Repeat all of the material below exactly as written, images excluded.

>> BEGIN

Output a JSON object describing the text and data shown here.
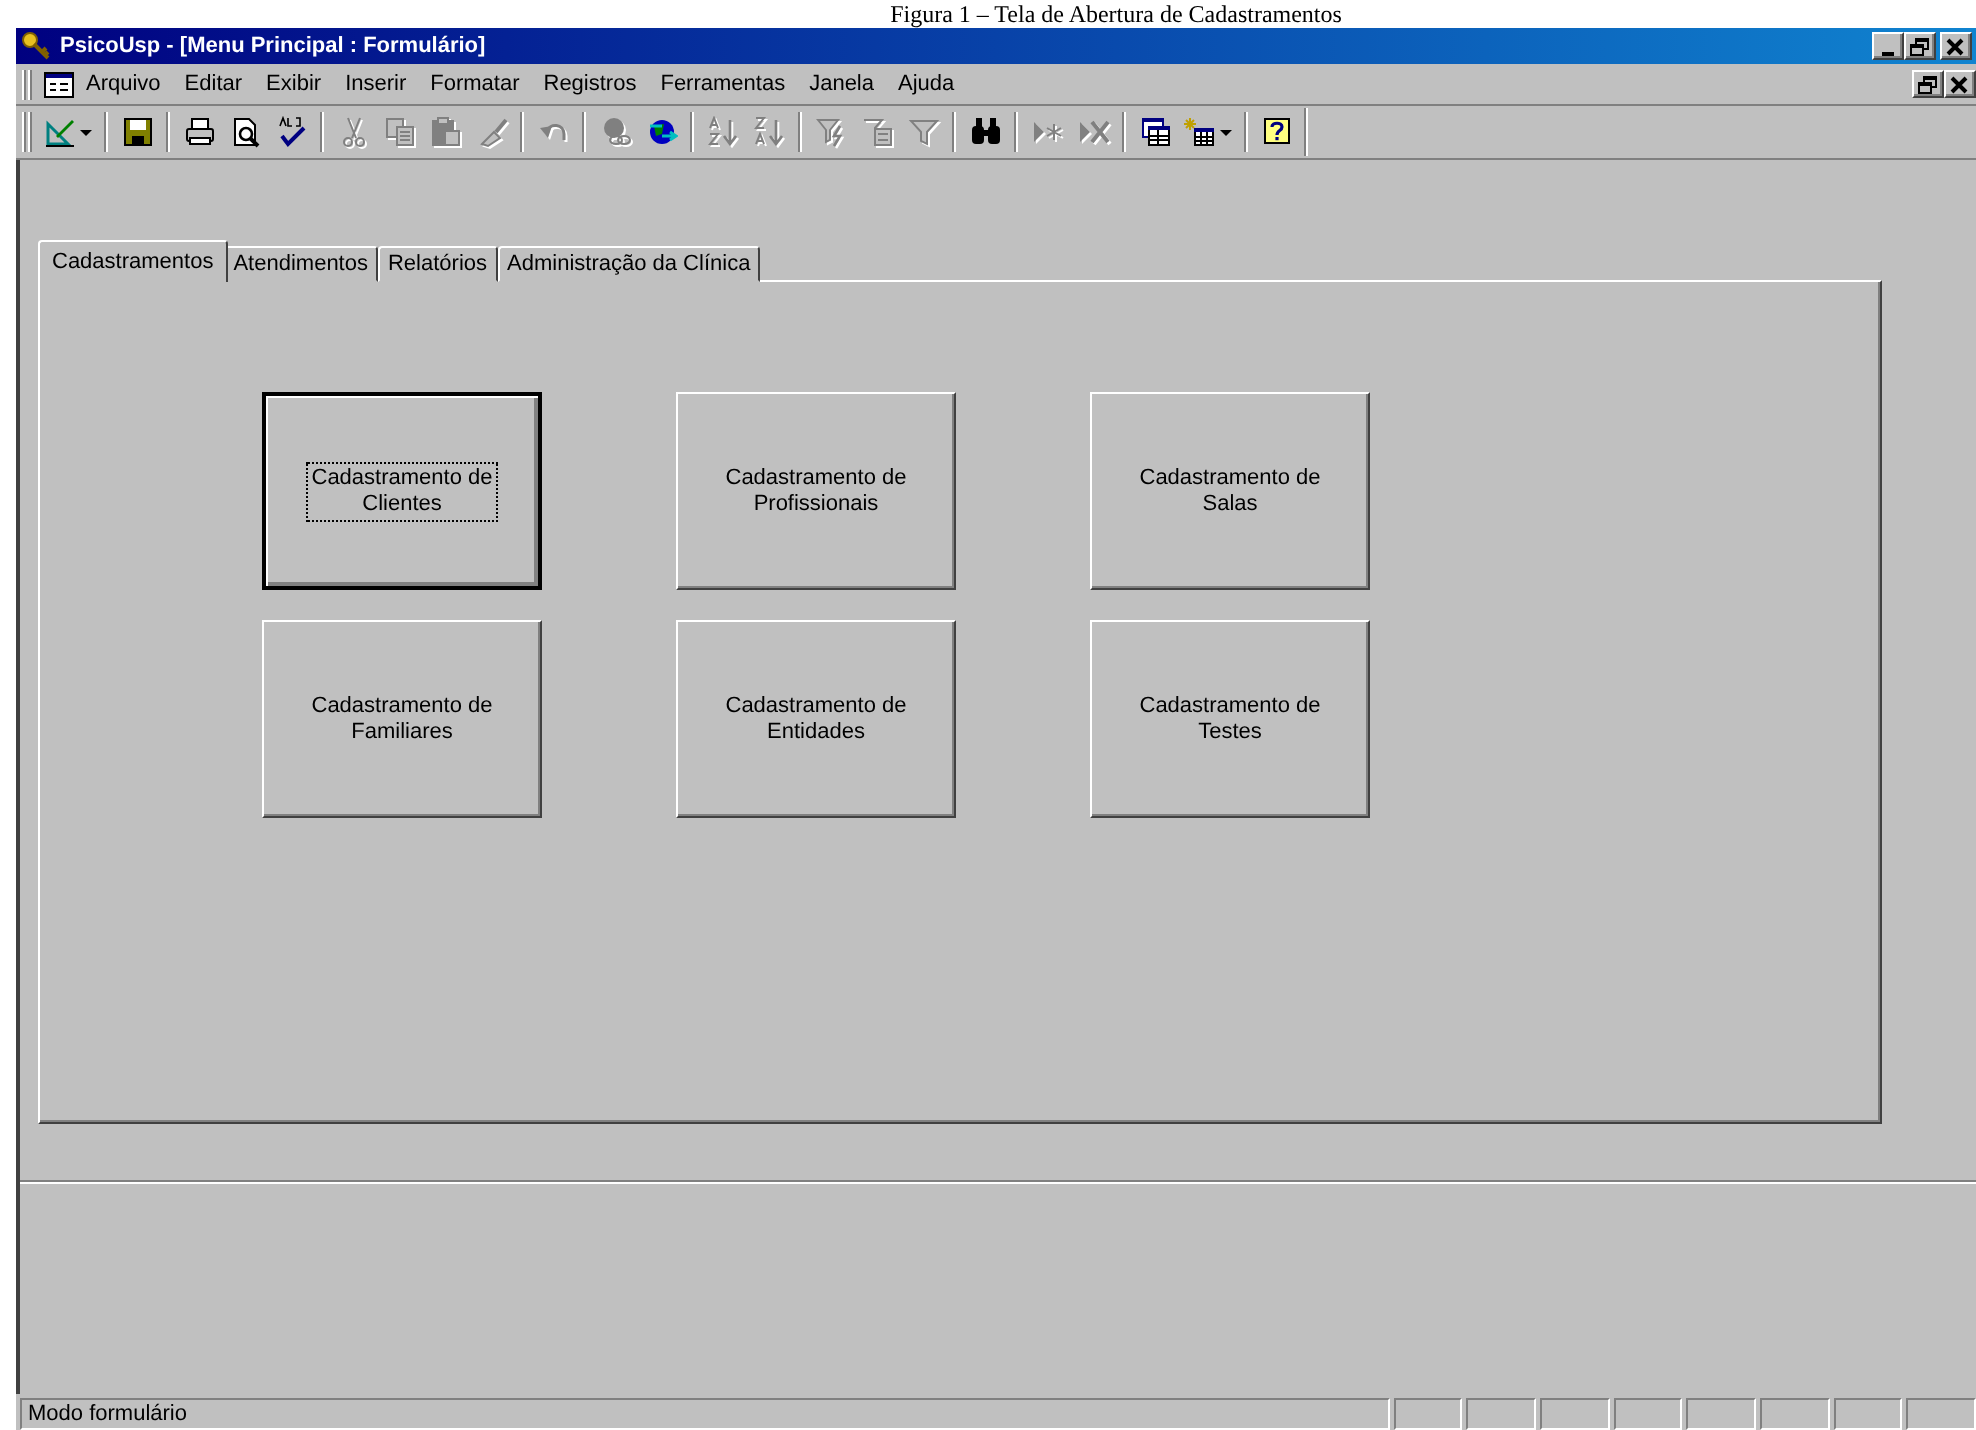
{
  "caption": "Figura 1 – Tela de Abertura de Cadastramentos",
  "window": {
    "title": "PsicoUsp - [Menu Principal : Formulário]"
  },
  "menu": [
    "Arquivo",
    "Editar",
    "Exibir",
    "Inserir",
    "Formatar",
    "Registros",
    "Ferramentas",
    "Janela",
    "Ajuda"
  ],
  "toolbar": {
    "groups": [
      [
        {
          "kind": "design",
          "disabled": false
        }
      ],
      [
        {
          "kind": "save",
          "disabled": false
        }
      ],
      [
        {
          "kind": "print",
          "disabled": false
        },
        {
          "kind": "preview",
          "disabled": false
        },
        {
          "kind": "spelling",
          "disabled": false
        }
      ],
      [
        {
          "kind": "cut",
          "disabled": true
        },
        {
          "kind": "copy",
          "disabled": true
        },
        {
          "kind": "paste",
          "disabled": true
        },
        {
          "kind": "brush",
          "disabled": true
        }
      ],
      [
        {
          "kind": "undo",
          "disabled": true
        }
      ],
      [
        {
          "kind": "globe-link",
          "disabled": true
        },
        {
          "kind": "globe",
          "disabled": false
        }
      ],
      [
        {
          "kind": "sort-asc",
          "disabled": true
        },
        {
          "kind": "sort-desc",
          "disabled": true
        }
      ],
      [
        {
          "kind": "filter-lightning",
          "disabled": true
        },
        {
          "kind": "filter-form",
          "disabled": true
        },
        {
          "kind": "filter",
          "disabled": true
        }
      ],
      [
        {
          "kind": "binoculars",
          "disabled": false
        }
      ],
      [
        {
          "kind": "new-record",
          "disabled": true
        },
        {
          "kind": "delete-record",
          "disabled": true
        }
      ],
      [
        {
          "kind": "windows",
          "disabled": false
        },
        {
          "kind": "new-table",
          "disabled": false
        }
      ],
      [
        {
          "kind": "help",
          "disabled": false
        }
      ]
    ]
  },
  "tabs": [
    {
      "label": "Cadastramentos",
      "selected": true
    },
    {
      "label": "Atendimentos",
      "selected": false
    },
    {
      "label": "Relatórios",
      "selected": false
    },
    {
      "label": "Administração da Clínica",
      "selected": false
    }
  ],
  "buttons": [
    {
      "label": "Cadastramento de\nClientes",
      "focused": true
    },
    {
      "label": "Cadastramento de\nProfissionais",
      "focused": false
    },
    {
      "label": "Cadastramento de\nSalas",
      "focused": false
    },
    {
      "label": "Cadastramento de\nFamiliares",
      "focused": false
    },
    {
      "label": "Cadastramento de\nEntidades",
      "focused": false
    },
    {
      "label": "Cadastramento de\nTestes",
      "focused": false
    }
  ],
  "status": {
    "text": "Modo formulário"
  }
}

>> END

* Finished answer *
Output a JSON object describing the text and data shown here.
{
  "caption": "Figura 1 – Tela de Abertura de Cadastramentos",
  "window": {
    "title": "PsicoUsp - [Menu Principal : Formulário]"
  },
  "menu": [
    "Arquivo",
    "Editar",
    "Exibir",
    "Inserir",
    "Formatar",
    "Registros",
    "Ferramentas",
    "Janela",
    "Ajuda"
  ],
  "toolbar": {
    "groups": [
      [
        {
          "kind": "design",
          "disabled": false
        }
      ],
      [
        {
          "kind": "save",
          "disabled": false
        }
      ],
      [
        {
          "kind": "print",
          "disabled": false
        },
        {
          "kind": "preview",
          "disabled": false
        },
        {
          "kind": "spelling",
          "disabled": false
        }
      ],
      [
        {
          "kind": "cut",
          "disabled": true
        },
        {
          "kind": "copy",
          "disabled": true
        },
        {
          "kind": "paste",
          "disabled": true
        },
        {
          "kind": "brush",
          "disabled": true
        }
      ],
      [
        {
          "kind": "undo",
          "disabled": true
        }
      ],
      [
        {
          "kind": "globe-link",
          "disabled": true
        },
        {
          "kind": "globe",
          "disabled": false
        }
      ],
      [
        {
          "kind": "sort-asc",
          "disabled": true
        },
        {
          "kind": "sort-desc",
          "disabled": true
        }
      ],
      [
        {
          "kind": "filter-lightning",
          "disabled": true
        },
        {
          "kind": "filter-form",
          "disabled": true
        },
        {
          "kind": "filter",
          "disabled": true
        }
      ],
      [
        {
          "kind": "binoculars",
          "disabled": false
        }
      ],
      [
        {
          "kind": "new-record",
          "disabled": true
        },
        {
          "kind": "delete-record",
          "disabled": true
        }
      ],
      [
        {
          "kind": "windows",
          "disabled": false
        },
        {
          "kind": "new-table",
          "disabled": false
        }
      ],
      [
        {
          "kind": "help",
          "disabled": false
        }
      ]
    ]
  },
  "tabs": [
    {
      "label": "Cadastramentos",
      "selected": true
    },
    {
      "label": "Atendimentos",
      "selected": false
    },
    {
      "label": "Relatórios",
      "selected": false
    },
    {
      "label": "Administração da Clínica",
      "selected": false
    }
  ],
  "buttons": [
    {
      "label": "Cadastramento de\nClientes",
      "focused": true
    },
    {
      "label": "Cadastramento de\nProfissionais",
      "focused": false
    },
    {
      "label": "Cadastramento de\nSalas",
      "focused": false
    },
    {
      "label": "Cadastramento de\nFamiliares",
      "focused": false
    },
    {
      "label": "Cadastramento de\nEntidades",
      "focused": false
    },
    {
      "label": "Cadastramento de\nTestes",
      "focused": false
    }
  ],
  "status": {
    "text": "Modo formulário"
  }
}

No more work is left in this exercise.